Objetivo:
Reescreva todos os itens abaixo renomeando "Frequency" para "Contagem" e mantendo o restante inalterado.

Registros de anotação de regiões:
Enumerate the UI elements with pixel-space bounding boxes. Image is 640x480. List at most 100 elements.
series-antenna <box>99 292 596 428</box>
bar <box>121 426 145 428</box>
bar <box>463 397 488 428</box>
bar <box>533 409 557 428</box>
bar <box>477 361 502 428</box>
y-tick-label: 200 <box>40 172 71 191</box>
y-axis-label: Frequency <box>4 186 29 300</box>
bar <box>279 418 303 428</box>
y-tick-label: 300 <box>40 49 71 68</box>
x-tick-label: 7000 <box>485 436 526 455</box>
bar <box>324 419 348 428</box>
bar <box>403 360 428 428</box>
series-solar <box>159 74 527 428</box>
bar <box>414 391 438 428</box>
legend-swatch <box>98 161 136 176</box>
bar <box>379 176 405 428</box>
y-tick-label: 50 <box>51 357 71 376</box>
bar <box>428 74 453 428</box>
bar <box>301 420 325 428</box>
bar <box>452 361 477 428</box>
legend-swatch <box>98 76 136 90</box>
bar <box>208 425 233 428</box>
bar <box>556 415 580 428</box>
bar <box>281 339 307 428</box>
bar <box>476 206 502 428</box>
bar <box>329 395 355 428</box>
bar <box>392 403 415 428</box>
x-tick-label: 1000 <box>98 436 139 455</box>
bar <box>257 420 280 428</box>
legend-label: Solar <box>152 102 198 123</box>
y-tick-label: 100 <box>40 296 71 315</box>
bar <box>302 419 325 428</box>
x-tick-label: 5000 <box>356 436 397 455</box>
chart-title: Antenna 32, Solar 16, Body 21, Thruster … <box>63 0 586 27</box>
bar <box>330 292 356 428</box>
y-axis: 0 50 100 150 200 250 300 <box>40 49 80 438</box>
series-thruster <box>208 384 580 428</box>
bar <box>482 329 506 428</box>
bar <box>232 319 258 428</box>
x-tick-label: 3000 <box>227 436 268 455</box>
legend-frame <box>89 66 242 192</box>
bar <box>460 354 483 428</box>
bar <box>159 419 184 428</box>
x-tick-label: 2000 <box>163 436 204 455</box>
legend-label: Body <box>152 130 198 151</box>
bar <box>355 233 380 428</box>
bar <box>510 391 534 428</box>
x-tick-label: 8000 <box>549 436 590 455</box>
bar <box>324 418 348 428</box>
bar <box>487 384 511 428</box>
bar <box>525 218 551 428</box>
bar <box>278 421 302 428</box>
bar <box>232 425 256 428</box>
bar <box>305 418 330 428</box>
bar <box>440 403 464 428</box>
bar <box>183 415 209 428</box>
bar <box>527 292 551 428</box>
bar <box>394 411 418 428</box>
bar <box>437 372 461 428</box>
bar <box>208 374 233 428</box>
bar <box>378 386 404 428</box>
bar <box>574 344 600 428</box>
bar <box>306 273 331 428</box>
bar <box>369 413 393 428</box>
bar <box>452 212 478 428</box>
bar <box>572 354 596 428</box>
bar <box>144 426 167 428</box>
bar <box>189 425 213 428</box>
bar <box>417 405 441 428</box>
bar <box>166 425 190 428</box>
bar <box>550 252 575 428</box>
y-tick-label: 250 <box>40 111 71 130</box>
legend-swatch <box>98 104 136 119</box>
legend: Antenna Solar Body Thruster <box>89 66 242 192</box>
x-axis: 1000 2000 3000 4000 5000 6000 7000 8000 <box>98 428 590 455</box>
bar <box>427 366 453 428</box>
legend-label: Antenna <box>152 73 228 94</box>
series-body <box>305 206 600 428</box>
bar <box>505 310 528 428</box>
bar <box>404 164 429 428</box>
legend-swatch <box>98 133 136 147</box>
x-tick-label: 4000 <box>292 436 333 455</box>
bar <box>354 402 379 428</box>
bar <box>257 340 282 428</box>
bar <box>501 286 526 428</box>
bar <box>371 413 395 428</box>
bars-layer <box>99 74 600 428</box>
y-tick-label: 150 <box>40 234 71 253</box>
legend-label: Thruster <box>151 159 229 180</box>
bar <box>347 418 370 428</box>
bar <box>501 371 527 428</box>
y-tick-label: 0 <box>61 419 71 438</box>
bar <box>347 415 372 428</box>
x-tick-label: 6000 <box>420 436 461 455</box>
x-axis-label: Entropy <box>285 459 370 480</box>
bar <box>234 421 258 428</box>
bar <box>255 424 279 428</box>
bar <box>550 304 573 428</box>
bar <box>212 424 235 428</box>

Solução escrita:
Enumerate the UI elements with pixel-space bounding boxes. Image is 640x480. List at most 100 elements.
series-antenna <box>99 292 596 428</box>
bar <box>121 426 145 428</box>
bar <box>463 397 488 428</box>
bar <box>533 409 557 428</box>
bar <box>477 361 502 428</box>
y-tick-label: 200 <box>40 172 71 191</box>
y-axis-label: Contagem <box>4 186 29 300</box>
bar <box>279 418 303 428</box>
y-tick-label: 300 <box>40 49 71 68</box>
x-tick-label: 7000 <box>485 436 526 455</box>
bar <box>324 419 348 428</box>
bar <box>403 360 428 428</box>
series-solar <box>159 74 527 428</box>
bar <box>414 391 438 428</box>
legend-swatch <box>98 161 136 176</box>
bar <box>379 176 405 428</box>
y-tick-label: 50 <box>51 357 71 376</box>
bar <box>428 74 453 428</box>
bar <box>301 420 325 428</box>
bar <box>452 361 477 428</box>
legend-swatch <box>98 76 136 90</box>
bar <box>208 425 233 428</box>
bar <box>556 415 580 428</box>
bar <box>281 339 307 428</box>
bar <box>476 206 502 428</box>
bar <box>329 395 355 428</box>
bar <box>392 403 415 428</box>
x-tick-label: 1000 <box>98 436 139 455</box>
bar <box>257 420 280 428</box>
legend-label: Solar <box>152 102 198 123</box>
y-tick-label: 100 <box>40 296 71 315</box>
bar <box>302 419 325 428</box>
x-tick-label: 5000 <box>356 436 397 455</box>
chart-title: Antenna 32, Solar 16, Body 21, Thruster … <box>63 0 586 27</box>
bar <box>330 292 356 428</box>
y-axis: 0 50 100 150 200 250 300 <box>40 49 80 438</box>
series-thruster <box>208 384 580 428</box>
bar <box>482 329 506 428</box>
bar <box>232 319 258 428</box>
x-tick-label: 3000 <box>227 436 268 455</box>
legend-frame <box>89 66 242 192</box>
bar <box>460 354 483 428</box>
bar <box>159 419 184 428</box>
x-tick-label: 2000 <box>163 436 204 455</box>
legend-label: Body <box>152 130 198 151</box>
bar <box>355 233 380 428</box>
bar <box>510 391 534 428</box>
x-tick-label: 8000 <box>549 436 590 455</box>
bar <box>324 418 348 428</box>
bar <box>487 384 511 428</box>
bar <box>525 218 551 428</box>
bar <box>278 421 302 428</box>
bar <box>232 425 256 428</box>
bar <box>305 418 330 428</box>
bar <box>440 403 464 428</box>
bar <box>183 415 209 428</box>
bar <box>527 292 551 428</box>
bar <box>394 411 418 428</box>
bar <box>437 372 461 428</box>
bar <box>208 374 233 428</box>
bar <box>378 386 404 428</box>
bar <box>574 344 600 428</box>
bar <box>306 273 331 428</box>
bar <box>369 413 393 428</box>
bar <box>452 212 478 428</box>
bar <box>572 354 596 428</box>
bar <box>144 426 167 428</box>
bar <box>189 425 213 428</box>
bar <box>417 405 441 428</box>
bar <box>166 425 190 428</box>
bar <box>550 252 575 428</box>
y-tick-label: 250 <box>40 111 71 130</box>
legend-swatch <box>98 104 136 119</box>
legend: Antenna Solar Body Thruster <box>89 66 242 192</box>
x-axis: 1000 2000 3000 4000 5000 6000 7000 8000 <box>98 428 590 455</box>
bar <box>427 366 453 428</box>
legend-label: Antenna <box>152 73 228 94</box>
series-body <box>305 206 600 428</box>
bar <box>505 310 528 428</box>
bar <box>404 164 429 428</box>
legend-swatch <box>98 133 136 147</box>
x-tick-label: 4000 <box>292 436 333 455</box>
bar <box>354 402 379 428</box>
bar <box>257 340 282 428</box>
bar <box>501 286 526 428</box>
bar <box>371 413 395 428</box>
bars-layer <box>99 74 600 428</box>
y-tick-label: 150 <box>40 234 71 253</box>
legend-label: Thruster <box>151 159 229 180</box>
bar <box>347 418 370 428</box>
bar <box>501 371 527 428</box>
y-tick-label: 0 <box>61 419 71 438</box>
bar <box>347 415 372 428</box>
x-tick-label: 6000 <box>420 436 461 455</box>
x-axis-label: Entropy <box>285 459 370 480</box>
bar <box>234 421 258 428</box>
bar <box>255 424 279 428</box>
bar <box>550 304 573 428</box>
bar <box>212 424 235 428</box>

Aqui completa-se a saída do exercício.